Say how many lines of the material below contain the word "форме", with no other words.

>> BEGIN TASK DATA

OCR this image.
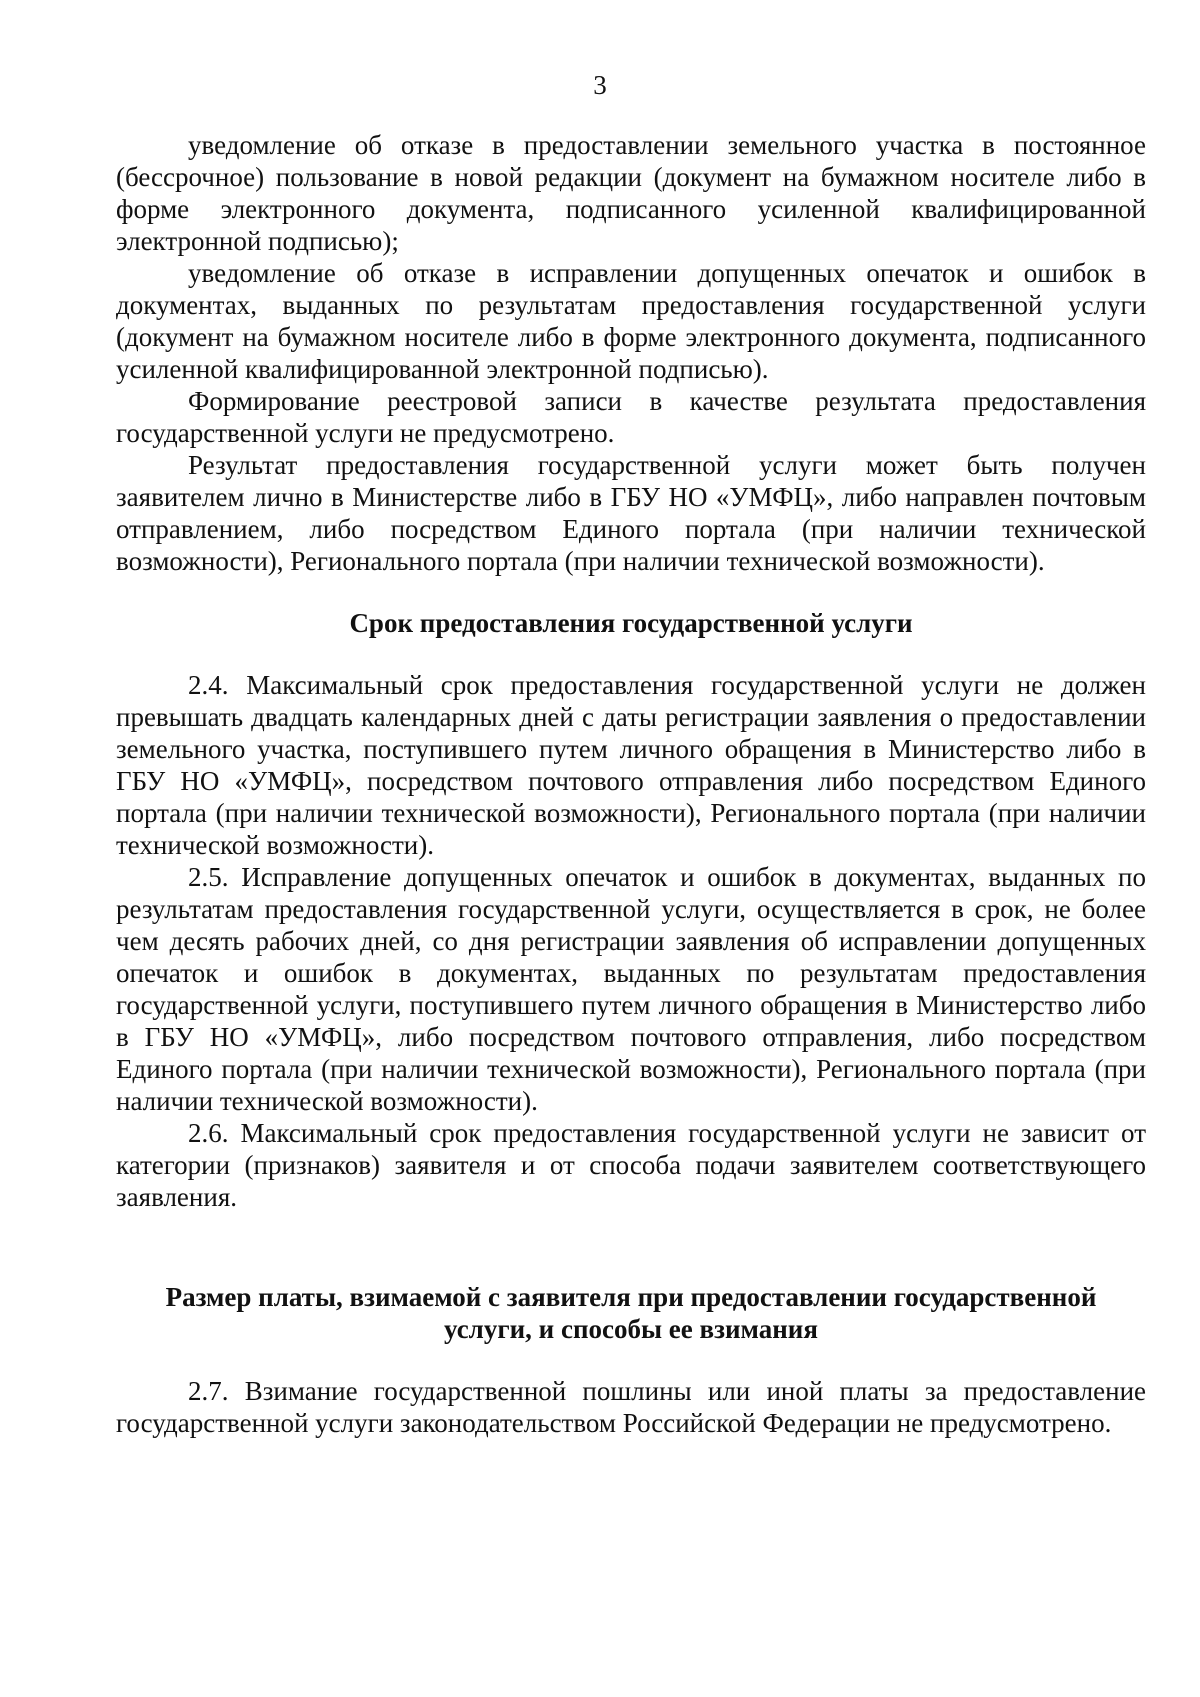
3

уведомление об отказе в предоставлении земельного участка в постоянное (бессрочное) пользование в новой редакции (документ на бумажном носителе либо в форме электронного документа, подписанного усиленной квалифицированной электронной подписью);

уведомление об отказе в исправлении допущенных опечаток и ошибок в документах, выданных по результатам предоставления государственной услуги (документ на бумажном носителе либо в форме электронного документа, подписанного усиленной квалифицированной электронной подписью).

Формирование реестровой записи в качестве результата предоставления государственной услуги не предусмотрено.

Результат предоставления государственной услуги может быть получен заявителем лично в Министерстве либо в ГБУ НО «УМФЦ», либо направлен почтовым отправлением, либо посредством Единого портала (при наличии технической возможности), Регионального портала (при наличии технической возможности).

Срок предоставления государственной услуги

2.4. Максимальный срок предоставления государственной услуги не должен превышать двадцать календарных дней с даты регистрации заявления о предоставлении земельного участка, поступившего путем личного обращения в Министерство либо в ГБУ НО «УМФЦ», посредством почтового отправления либо посредством Единого портала (при наличии технической возможности), Регионального портала (при наличии технической возможности).

2.5. Исправление допущенных опечаток и ошибок в документах, выданных по результатам предоставления государственной услуги, осуществляется в срок, не более чем десять рабочих дней, со дня регистрации заявления об исправлении допущенных опечаток и ошибок в документах, выданных по результатам предоставления государственной услуги, поступившего путем личного обращения в Министерство либо в ГБУ НО «УМФЦ», либо посредством почтового отправления, либо посредством Единого портала (при наличии технической возможности), Регионального портала (при наличии технической возможности).

2.6. Максимальный срок предоставления государственной услуги не зависит от категории (признаков) заявителя и от способа подачи заявителем соответствующего заявления.

Размер платы, взимаемой с заявителя при предоставлении государственной
услуги, и способы ее взимания

2.7. Взимание государственной пошлины или иной платы за предоставление государственной услуги законодательством Российской Федерации не предусмотрено.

>> END TASK DATA

*SOLUTION FOR THIS TASK*:
2